> [Directions] Pick out the lines below with "Pressure" and list them.

'''

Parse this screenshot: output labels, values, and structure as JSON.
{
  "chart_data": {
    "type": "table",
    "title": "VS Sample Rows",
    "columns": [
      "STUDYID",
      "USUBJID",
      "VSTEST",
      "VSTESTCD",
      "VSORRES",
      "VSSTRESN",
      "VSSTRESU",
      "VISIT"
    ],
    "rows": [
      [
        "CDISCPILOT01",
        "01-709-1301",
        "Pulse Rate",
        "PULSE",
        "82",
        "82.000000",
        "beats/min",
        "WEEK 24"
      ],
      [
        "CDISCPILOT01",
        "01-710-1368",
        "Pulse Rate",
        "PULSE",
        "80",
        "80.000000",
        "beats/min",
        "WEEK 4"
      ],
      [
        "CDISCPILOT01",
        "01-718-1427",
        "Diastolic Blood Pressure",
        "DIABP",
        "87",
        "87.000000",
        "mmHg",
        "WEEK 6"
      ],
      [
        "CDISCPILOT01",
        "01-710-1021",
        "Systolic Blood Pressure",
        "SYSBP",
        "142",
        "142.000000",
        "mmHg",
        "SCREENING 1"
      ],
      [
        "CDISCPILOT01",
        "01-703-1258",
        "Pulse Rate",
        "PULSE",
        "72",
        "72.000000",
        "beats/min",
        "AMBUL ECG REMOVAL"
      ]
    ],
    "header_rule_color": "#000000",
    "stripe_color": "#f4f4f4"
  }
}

'''

> [Result of the task]
        "Diastolic Blood Pressure",
        "Systolic Blood Pressure",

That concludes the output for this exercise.